**Assignment:**
Where a line in the records below includes "JSON", pull that line out.

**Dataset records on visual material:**
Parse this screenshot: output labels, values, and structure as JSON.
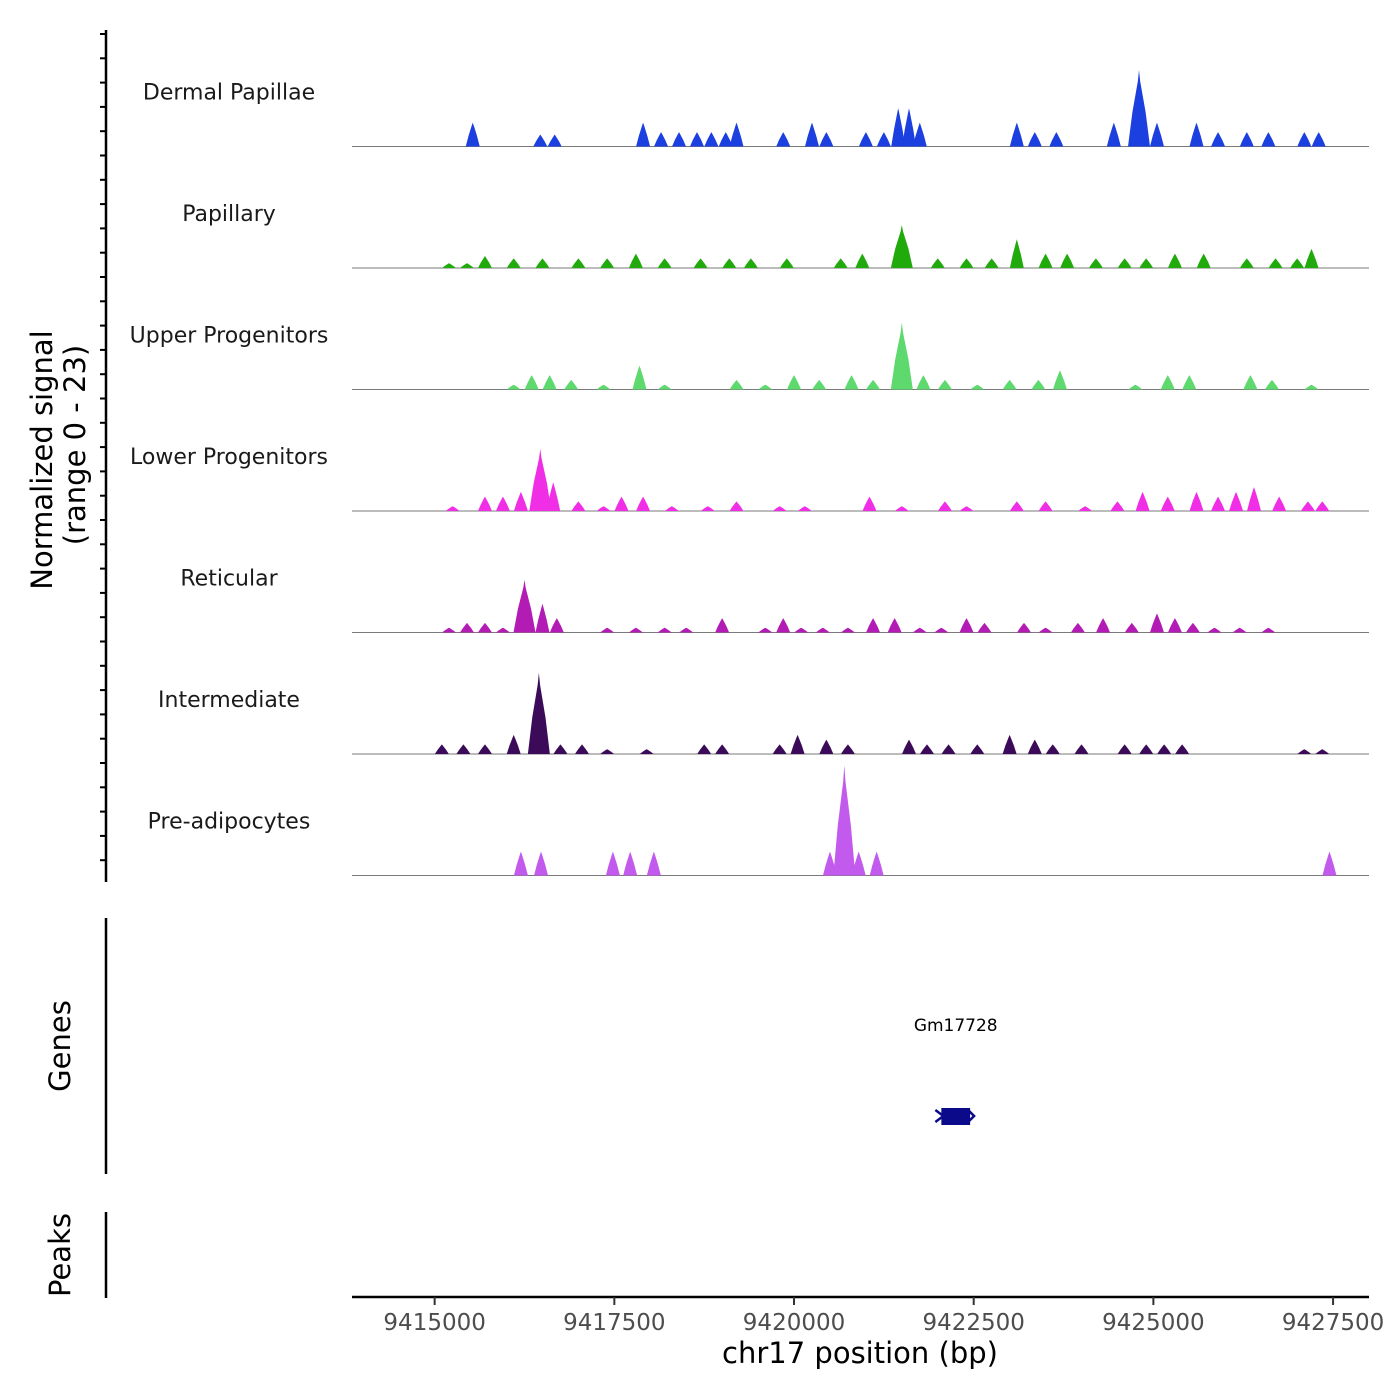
{
  "chart_data": {
    "type": "area",
    "title": "",
    "xlabel": "chr17 position (bp)",
    "ylabel": "Normalized signal",
    "ylabel_sub": "(range 0 - 23)",
    "xlim": [
      9413850,
      9428000
    ],
    "ylim": [
      0,
      23
    ],
    "x_ticks": [
      9415000,
      9417500,
      9420000,
      9422500,
      9425000,
      9427500
    ],
    "x_tick_labels": [
      "9415000",
      "9417500",
      "9420000",
      "9422500",
      "9425000",
      "9427500"
    ],
    "tracks": [
      {
        "name": "Dermal Papillae",
        "color": "#1c3fe0",
        "peaks": [
          [
            9415530,
            5
          ],
          [
            9416470,
            2.5
          ],
          [
            9416670,
            2.5
          ],
          [
            9417900,
            5
          ],
          [
            9418150,
            3
          ],
          [
            9418400,
            3
          ],
          [
            9418650,
            3
          ],
          [
            9418850,
            3
          ],
          [
            9419050,
            3
          ],
          [
            9419200,
            5
          ],
          [
            9419850,
            3
          ],
          [
            9420250,
            5
          ],
          [
            9420450,
            3
          ],
          [
            9421000,
            3
          ],
          [
            9421250,
            3
          ],
          [
            9421450,
            8
          ],
          [
            9421600,
            8
          ],
          [
            9421750,
            5
          ],
          [
            9423100,
            5
          ],
          [
            9423350,
            3
          ],
          [
            9423650,
            3
          ],
          [
            9424450,
            5
          ],
          [
            9424800,
            16
          ],
          [
            9425050,
            5
          ],
          [
            9425600,
            5
          ],
          [
            9425900,
            3
          ],
          [
            9426300,
            3
          ],
          [
            9426600,
            3
          ],
          [
            9427100,
            3
          ],
          [
            9427300,
            3
          ]
        ]
      },
      {
        "name": "Papillary",
        "color": "#20aa0c",
        "peaks": [
          [
            9415200,
            1
          ],
          [
            9415450,
            1
          ],
          [
            9415700,
            2.5
          ],
          [
            9416100,
            2
          ],
          [
            9416500,
            2
          ],
          [
            9417000,
            2
          ],
          [
            9417400,
            2
          ],
          [
            9417800,
            3
          ],
          [
            9418200,
            2
          ],
          [
            9418700,
            2
          ],
          [
            9419100,
            2
          ],
          [
            9419400,
            2
          ],
          [
            9419900,
            2
          ],
          [
            9420650,
            2
          ],
          [
            9420950,
            3
          ],
          [
            9421500,
            9
          ],
          [
            9422000,
            2
          ],
          [
            9422400,
            2
          ],
          [
            9422750,
            2
          ],
          [
            9423100,
            6
          ],
          [
            9423500,
            3
          ],
          [
            9423800,
            3
          ],
          [
            9424200,
            2
          ],
          [
            9424600,
            2
          ],
          [
            9424900,
            2
          ],
          [
            9425300,
            3
          ],
          [
            9425700,
            3
          ],
          [
            9426300,
            2
          ],
          [
            9426700,
            2
          ],
          [
            9427000,
            2
          ],
          [
            9427200,
            4
          ]
        ]
      },
      {
        "name": "Upper Progenitors",
        "color": "#5ed96e",
        "peaks": [
          [
            9416100,
            1
          ],
          [
            9416350,
            3
          ],
          [
            9416600,
            3
          ],
          [
            9416900,
            2
          ],
          [
            9417350,
            1
          ],
          [
            9417850,
            5
          ],
          [
            9418200,
            1
          ],
          [
            9419200,
            2
          ],
          [
            9419600,
            1
          ],
          [
            9420000,
            3
          ],
          [
            9420350,
            2
          ],
          [
            9420800,
            3
          ],
          [
            9421100,
            2
          ],
          [
            9421500,
            14
          ],
          [
            9421800,
            3
          ],
          [
            9422100,
            2
          ],
          [
            9422550,
            1
          ],
          [
            9423000,
            2
          ],
          [
            9423400,
            2
          ],
          [
            9423700,
            4
          ],
          [
            9424750,
            1
          ],
          [
            9425200,
            3
          ],
          [
            9425500,
            3
          ],
          [
            9426350,
            3
          ],
          [
            9426650,
            2
          ],
          [
            9427200,
            1
          ]
        ]
      },
      {
        "name": "Lower Progenitors",
        "color": "#ef2ee6",
        "peaks": [
          [
            9415250,
            1
          ],
          [
            9415700,
            3
          ],
          [
            9415950,
            3
          ],
          [
            9416200,
            4
          ],
          [
            9416470,
            13
          ],
          [
            9416650,
            6
          ],
          [
            9417000,
            2
          ],
          [
            9417350,
            1
          ],
          [
            9417600,
            3
          ],
          [
            9417900,
            3
          ],
          [
            9418300,
            1
          ],
          [
            9418800,
            1
          ],
          [
            9419200,
            2
          ],
          [
            9419800,
            1
          ],
          [
            9420150,
            1
          ],
          [
            9421050,
            3
          ],
          [
            9421500,
            1
          ],
          [
            9422100,
            2
          ],
          [
            9422400,
            1
          ],
          [
            9423100,
            2
          ],
          [
            9423500,
            2
          ],
          [
            9424050,
            1
          ],
          [
            9424500,
            2
          ],
          [
            9424850,
            4
          ],
          [
            9425200,
            3
          ],
          [
            9425600,
            4
          ],
          [
            9425900,
            3
          ],
          [
            9426150,
            4
          ],
          [
            9426400,
            5
          ],
          [
            9426750,
            3
          ],
          [
            9427150,
            2
          ],
          [
            9427350,
            2
          ]
        ]
      },
      {
        "name": "Reticular",
        "color": "#b31cb4",
        "peaks": [
          [
            9415200,
            1
          ],
          [
            9415450,
            2
          ],
          [
            9415700,
            2
          ],
          [
            9415950,
            1
          ],
          [
            9416250,
            11
          ],
          [
            9416500,
            6
          ],
          [
            9416700,
            3
          ],
          [
            9417400,
            1
          ],
          [
            9417800,
            1
          ],
          [
            9418200,
            1
          ],
          [
            9418500,
            1
          ],
          [
            9419000,
            3
          ],
          [
            9419600,
            1
          ],
          [
            9419850,
            3
          ],
          [
            9420100,
            1
          ],
          [
            9420400,
            1
          ],
          [
            9420750,
            1
          ],
          [
            9421100,
            3
          ],
          [
            9421400,
            3
          ],
          [
            9421750,
            1
          ],
          [
            9422050,
            1
          ],
          [
            9422400,
            3
          ],
          [
            9422650,
            2
          ],
          [
            9423200,
            2
          ],
          [
            9423500,
            1
          ],
          [
            9423950,
            2
          ],
          [
            9424300,
            3
          ],
          [
            9424700,
            2
          ],
          [
            9425050,
            4
          ],
          [
            9425300,
            3
          ],
          [
            9425550,
            2
          ],
          [
            9425850,
            1
          ],
          [
            9426200,
            1
          ],
          [
            9426600,
            1
          ]
        ]
      },
      {
        "name": "Intermediate",
        "color": "#3b0b59",
        "peaks": [
          [
            9415100,
            2
          ],
          [
            9415400,
            2
          ],
          [
            9415700,
            2
          ],
          [
            9416100,
            4
          ],
          [
            9416450,
            17
          ],
          [
            9416750,
            2
          ],
          [
            9417050,
            2
          ],
          [
            9417400,
            1
          ],
          [
            9417950,
            1
          ],
          [
            9418750,
            2
          ],
          [
            9419000,
            2
          ],
          [
            9419800,
            2
          ],
          [
            9420050,
            4
          ],
          [
            9420450,
            3
          ],
          [
            9420750,
            2
          ],
          [
            9421600,
            3
          ],
          [
            9421850,
            2
          ],
          [
            9422150,
            2
          ],
          [
            9422550,
            2
          ],
          [
            9423000,
            4
          ],
          [
            9423350,
            3
          ],
          [
            9423600,
            2
          ],
          [
            9424000,
            2
          ],
          [
            9424600,
            2
          ],
          [
            9424900,
            2
          ],
          [
            9425150,
            2
          ],
          [
            9425400,
            2
          ],
          [
            9427100,
            1
          ],
          [
            9427350,
            1
          ]
        ]
      },
      {
        "name": "Pre-adipocytes",
        "color": "#c25aee",
        "peaks": [
          [
            9416200,
            5
          ],
          [
            9416480,
            5
          ],
          [
            9417480,
            5
          ],
          [
            9417720,
            5
          ],
          [
            9418050,
            5
          ],
          [
            9420500,
            5
          ],
          [
            9420700,
            23
          ],
          [
            9420900,
            5
          ],
          [
            9421150,
            5
          ],
          [
            9427450,
            5
          ]
        ]
      }
    ],
    "genes": [
      {
        "name": "Gm17728",
        "start": 9422050,
        "end": 9422450
      }
    ],
    "genes_label": "Genes",
    "peaks_label": "Peaks"
  }
}
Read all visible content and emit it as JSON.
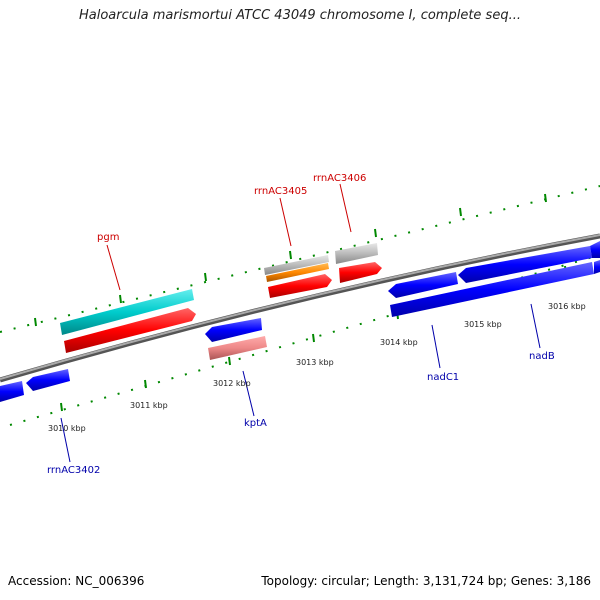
{
  "title": "Haloarcula marismortui ATCC 43049 chromosome I, complete seq...",
  "footer": {
    "accession": "Accession: NC_006396",
    "topology": "Topology: circular; Length: 3,131,724 bp; Genes: 3,186"
  },
  "scale_labels": [
    {
      "id": "kbp-3010",
      "text": "3010 kbp"
    },
    {
      "id": "kbp-3011",
      "text": "3011 kbp"
    },
    {
      "id": "kbp-3012",
      "text": "3012 kbp"
    },
    {
      "id": "kbp-3013",
      "text": "3013 kbp"
    },
    {
      "id": "kbp-3014",
      "text": "3014 kbp"
    },
    {
      "id": "kbp-3015",
      "text": "3015 kbp"
    },
    {
      "id": "kbp-3016",
      "text": "3016 kbp"
    }
  ],
  "gene_labels": [
    {
      "id": "pgm",
      "text": "pgm",
      "color": "#cc0000"
    },
    {
      "id": "rrnAC3405",
      "text": "rrnAC3405",
      "color": "#cc0000"
    },
    {
      "id": "rrnAC3406",
      "text": "rrnAC3406",
      "color": "#cc0000"
    },
    {
      "id": "kptA",
      "text": "kptA",
      "color": "#0000aa"
    },
    {
      "id": "nadC1",
      "text": "nadC1",
      "color": "#0000aa"
    },
    {
      "id": "nadB",
      "text": "nadB",
      "color": "#0000aa"
    },
    {
      "id": "rrnAC3402",
      "text": "rrnAC3402",
      "color": "#0000aa"
    }
  ],
  "colors": {
    "cds": "#ff0000",
    "gene_forward": "#0000ff",
    "rrna": "#00cccc",
    "misc": "#ff8800",
    "gray_feature": "#bbbbbb",
    "pink_feature": "#ee8888",
    "backbone": "#888888",
    "tick": "#008800"
  }
}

**Reply to the task:**
Parse this screenshot: output labels, values, and structure as JSON.
Read all visible content and emit it as JSON.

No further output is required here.